> _GIVEN DATA_:
-------

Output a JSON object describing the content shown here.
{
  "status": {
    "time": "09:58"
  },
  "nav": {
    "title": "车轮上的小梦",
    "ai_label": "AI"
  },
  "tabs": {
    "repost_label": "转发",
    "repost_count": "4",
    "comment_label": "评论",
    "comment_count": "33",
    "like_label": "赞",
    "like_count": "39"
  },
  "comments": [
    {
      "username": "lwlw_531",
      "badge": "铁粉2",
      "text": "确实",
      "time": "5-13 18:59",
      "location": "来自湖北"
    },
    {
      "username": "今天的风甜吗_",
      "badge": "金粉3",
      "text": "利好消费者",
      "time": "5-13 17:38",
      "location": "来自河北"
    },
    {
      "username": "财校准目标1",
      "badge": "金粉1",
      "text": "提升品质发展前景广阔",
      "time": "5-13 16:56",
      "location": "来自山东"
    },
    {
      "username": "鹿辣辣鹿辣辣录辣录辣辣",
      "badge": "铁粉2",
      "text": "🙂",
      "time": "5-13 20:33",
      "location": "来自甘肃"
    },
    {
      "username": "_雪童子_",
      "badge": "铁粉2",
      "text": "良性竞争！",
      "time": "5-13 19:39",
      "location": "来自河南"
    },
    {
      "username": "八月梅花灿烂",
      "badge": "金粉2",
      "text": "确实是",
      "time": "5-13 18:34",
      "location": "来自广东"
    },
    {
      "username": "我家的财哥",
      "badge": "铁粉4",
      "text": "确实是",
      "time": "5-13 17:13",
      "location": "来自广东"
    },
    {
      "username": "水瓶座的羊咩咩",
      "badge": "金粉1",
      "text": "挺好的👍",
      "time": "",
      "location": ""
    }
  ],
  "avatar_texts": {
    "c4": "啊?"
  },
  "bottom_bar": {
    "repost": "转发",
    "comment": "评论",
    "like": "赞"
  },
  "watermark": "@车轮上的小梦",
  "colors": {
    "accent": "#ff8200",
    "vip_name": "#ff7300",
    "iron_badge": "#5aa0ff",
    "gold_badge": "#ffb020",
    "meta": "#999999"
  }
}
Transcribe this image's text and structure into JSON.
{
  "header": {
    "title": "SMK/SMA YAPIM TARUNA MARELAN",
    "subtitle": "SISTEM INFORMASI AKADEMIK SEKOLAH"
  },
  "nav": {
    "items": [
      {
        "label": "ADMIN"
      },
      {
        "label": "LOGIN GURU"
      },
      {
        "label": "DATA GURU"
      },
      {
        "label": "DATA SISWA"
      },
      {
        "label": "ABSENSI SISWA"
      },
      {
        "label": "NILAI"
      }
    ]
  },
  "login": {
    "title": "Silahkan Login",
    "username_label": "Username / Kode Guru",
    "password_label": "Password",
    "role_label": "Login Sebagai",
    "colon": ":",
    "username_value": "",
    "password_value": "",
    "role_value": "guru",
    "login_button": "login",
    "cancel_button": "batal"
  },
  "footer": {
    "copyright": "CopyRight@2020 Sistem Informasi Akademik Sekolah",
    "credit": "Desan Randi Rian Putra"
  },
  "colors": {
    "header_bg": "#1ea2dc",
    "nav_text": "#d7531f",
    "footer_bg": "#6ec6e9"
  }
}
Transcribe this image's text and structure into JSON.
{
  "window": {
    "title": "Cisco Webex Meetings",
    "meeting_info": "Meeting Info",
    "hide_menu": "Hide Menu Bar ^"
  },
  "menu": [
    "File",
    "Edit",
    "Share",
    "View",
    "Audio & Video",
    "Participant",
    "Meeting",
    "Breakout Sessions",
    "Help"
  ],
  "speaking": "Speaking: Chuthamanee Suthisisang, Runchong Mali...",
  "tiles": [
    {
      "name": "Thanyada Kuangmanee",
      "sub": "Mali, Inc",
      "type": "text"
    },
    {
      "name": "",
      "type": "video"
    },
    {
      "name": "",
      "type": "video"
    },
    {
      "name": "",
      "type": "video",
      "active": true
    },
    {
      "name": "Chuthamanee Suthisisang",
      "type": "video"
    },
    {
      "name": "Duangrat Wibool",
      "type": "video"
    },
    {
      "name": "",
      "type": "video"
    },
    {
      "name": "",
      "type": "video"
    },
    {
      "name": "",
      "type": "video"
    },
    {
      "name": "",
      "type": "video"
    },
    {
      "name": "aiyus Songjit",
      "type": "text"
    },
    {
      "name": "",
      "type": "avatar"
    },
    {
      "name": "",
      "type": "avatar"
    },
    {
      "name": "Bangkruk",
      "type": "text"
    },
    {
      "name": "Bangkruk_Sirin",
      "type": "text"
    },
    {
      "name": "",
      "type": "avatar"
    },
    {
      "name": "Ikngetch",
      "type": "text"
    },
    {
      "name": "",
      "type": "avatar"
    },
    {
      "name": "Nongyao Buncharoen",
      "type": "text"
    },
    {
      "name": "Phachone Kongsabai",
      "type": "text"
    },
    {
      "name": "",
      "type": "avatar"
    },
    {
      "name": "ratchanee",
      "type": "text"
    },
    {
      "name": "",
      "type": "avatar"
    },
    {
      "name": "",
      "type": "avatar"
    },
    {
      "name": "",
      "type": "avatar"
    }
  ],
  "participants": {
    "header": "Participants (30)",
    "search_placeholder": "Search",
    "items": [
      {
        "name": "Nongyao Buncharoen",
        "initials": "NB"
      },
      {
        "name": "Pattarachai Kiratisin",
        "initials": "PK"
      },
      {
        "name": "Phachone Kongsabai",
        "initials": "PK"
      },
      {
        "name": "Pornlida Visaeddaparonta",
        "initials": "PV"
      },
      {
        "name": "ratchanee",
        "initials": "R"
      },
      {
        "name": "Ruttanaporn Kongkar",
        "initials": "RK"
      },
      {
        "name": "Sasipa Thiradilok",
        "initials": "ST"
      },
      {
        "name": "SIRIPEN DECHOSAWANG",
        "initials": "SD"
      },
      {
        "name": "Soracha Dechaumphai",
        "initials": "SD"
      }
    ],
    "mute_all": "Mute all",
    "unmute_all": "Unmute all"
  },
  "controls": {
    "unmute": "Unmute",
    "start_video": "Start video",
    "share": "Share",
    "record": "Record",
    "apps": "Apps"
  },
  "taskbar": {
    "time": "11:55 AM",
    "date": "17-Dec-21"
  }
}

-------

> _YOUR INSTRUCTIONS_:
Restate every entry word for word.

> _COMPLETED EXERCISE_:
Output a JSON object describing the content shown here.
{
  "status": {
    "time": "09:58"
  },
  "nav": {
    "title": "车轮上的小梦",
    "ai_label": "AI"
  },
  "tabs": {
    "repost_label": "转发",
    "repost_count": "4",
    "comment_label": "评论",
    "comment_count": "33",
    "like_label": "赞",
    "like_count": "39"
  },
  "comments": [
    {
      "username": "lwlw_531",
      "badge": "铁粉2",
      "text": "确实",
      "time": "5-13 18:59",
      "location": "来自湖北"
    },
    {
      "username": "今天的风甜吗_",
      "badge": "金粉3",
      "text": "利好消费者",
      "time": "5-13 17:38",
      "location": "来自河北"
    },
    {
      "username": "财校准目标1",
      "badge": "金粉1",
      "text": "提升品质发展前景广阔",
      "time": "5-13 16:56",
      "location": "来自山东"
    },
    {
      "username": "鹿辣辣鹿辣辣录辣录辣辣",
      "badge": "铁粉2",
      "text": "🙂",
      "time": "5-13 20:33",
      "location": "来自甘肃"
    },
    {
      "username": "_雪童子_",
      "badge": "铁粉2",
      "text": "良性竞争！",
      "time": "5-13 19:39",
      "location": "来自河南"
    },
    {
      "username": "八月梅花灿烂",
      "badge": "金粉2",
      "text": "确实是",
      "time": "5-13 18:34",
      "location": "来自广东"
    },
    {
      "username": "我家的财哥",
      "badge": "铁粉4",
      "text": "确实是",
      "time": "5-13 17:13",
      "location": "来自广东"
    },
    {
      "username": "水瓶座的羊咩咩",
      "badge": "金粉1",
      "text": "挺好的👍",
      "time": "",
      "location": ""
    }
  ],
  "avatar_texts": {
    "c4": "啊?"
  },
  "bottom_bar": {
    "repost": "转发",
    "comment": "评论",
    "like": "赞"
  },
  "watermark": "@车轮上的小梦",
  "colors": {
    "accent": "#ff8200",
    "vip_name": "#ff7300",
    "iron_badge": "#5aa0ff",
    "gold_badge": "#ffb020",
    "meta": "#999999"
  }
}
Transcribe this image's text and structure into JSON.
{
  "header": {
    "title": "SMK/SMA YAPIM TARUNA MARELAN",
    "subtitle": "SISTEM INFORMASI AKADEMIK SEKOLAH"
  },
  "nav": {
    "items": [
      {
        "label": "ADMIN"
      },
      {
        "label": "LOGIN GURU"
      },
      {
        "label": "DATA GURU"
      },
      {
        "label": "DATA SISWA"
      },
      {
        "label": "ABSENSI SISWA"
      },
      {
        "label": "NILAI"
      }
    ]
  },
  "login": {
    "title": "Silahkan Login",
    "username_label": "Username / Kode Guru",
    "password_label": "Password",
    "role_label": "Login Sebagai",
    "colon": ":",
    "username_value": "",
    "password_value": "",
    "role_value": "guru",
    "login_button": "login",
    "cancel_button": "batal"
  },
  "footer": {
    "copyright": "CopyRight@2020 Sistem Informasi Akademik Sekolah",
    "credit": "Desan Randi Rian Putra"
  },
  "colors": {
    "header_bg": "#1ea2dc",
    "nav_text": "#d7531f",
    "footer_bg": "#6ec6e9"
  }
}
Transcribe this image's text and structure into JSON.
{
  "window": {
    "title": "Cisco Webex Meetings",
    "meeting_info": "Meeting Info",
    "hide_menu": "Hide Menu Bar ^"
  },
  "menu": [
    "File",
    "Edit",
    "Share",
    "View",
    "Audio & Video",
    "Participant",
    "Meeting",
    "Breakout Sessions",
    "Help"
  ],
  "speaking": "Speaking: Chuthamanee Suthisisang, Runchong Mali...",
  "tiles": [
    {
      "name": "Thanyada Kuangmanee",
      "sub": "Mali, Inc",
      "type": "text"
    },
    {
      "name": "",
      "type": "video"
    },
    {
      "name": "",
      "type": "video"
    },
    {
      "name": "",
      "type": "video",
      "active": true
    },
    {
      "name": "Chuthamanee Suthisisang",
      "type": "video"
    },
    {
      "name": "Duangrat Wibool",
      "type": "video"
    },
    {
      "name": "",
      "type": "video"
    },
    {
      "name": "",
      "type": "video"
    },
    {
      "name": "",
      "type": "video"
    },
    {
      "name": "",
      "type": "video"
    },
    {
      "name": "aiyus Songjit",
      "type": "text"
    },
    {
      "name": "",
      "type": "avatar"
    },
    {
      "name": "",
      "type": "avatar"
    },
    {
      "name": "Bangkruk",
      "type": "text"
    },
    {
      "name": "Bangkruk_Sirin",
      "type": "text"
    },
    {
      "name": "",
      "type": "avatar"
    },
    {
      "name": "Ikngetch",
      "type": "text"
    },
    {
      "name": "",
      "type": "avatar"
    },
    {
      "name": "Nongyao Buncharoen",
      "type": "text"
    },
    {
      "name": "Phachone Kongsabai",
      "type": "text"
    },
    {
      "name": "",
      "type": "avatar"
    },
    {
      "name": "ratchanee",
      "type": "text"
    },
    {
      "name": "",
      "type": "avatar"
    },
    {
      "name": "",
      "type": "avatar"
    },
    {
      "name": "",
      "type": "avatar"
    }
  ],
  "participants": {
    "header": "Participants (30)",
    "search_placeholder": "Search",
    "items": [
      {
        "name": "Nongyao Buncharoen",
        "initials": "NB"
      },
      {
        "name": "Pattarachai Kiratisin",
        "initials": "PK"
      },
      {
        "name": "Phachone Kongsabai",
        "initials": "PK"
      },
      {
        "name": "Pornlida Visaeddaparonta",
        "initials": "PV"
      },
      {
        "name": "ratchanee",
        "initials": "R"
      },
      {
        "name": "Ruttanaporn Kongkar",
        "initials": "RK"
      },
      {
        "name": "Sasipa Thiradilok",
        "initials": "ST"
      },
      {
        "name": "SIRIPEN DECHOSAWANG",
        "initials": "SD"
      },
      {
        "name": "Soracha Dechaumphai",
        "initials": "SD"
      }
    ],
    "mute_all": "Mute all",
    "unmute_all": "Unmute all"
  },
  "controls": {
    "unmute": "Unmute",
    "start_video": "Start video",
    "share": "Share",
    "record": "Record",
    "apps": "Apps"
  },
  "taskbar": {
    "time": "11:55 AM",
    "date": "17-Dec-21"
  }
}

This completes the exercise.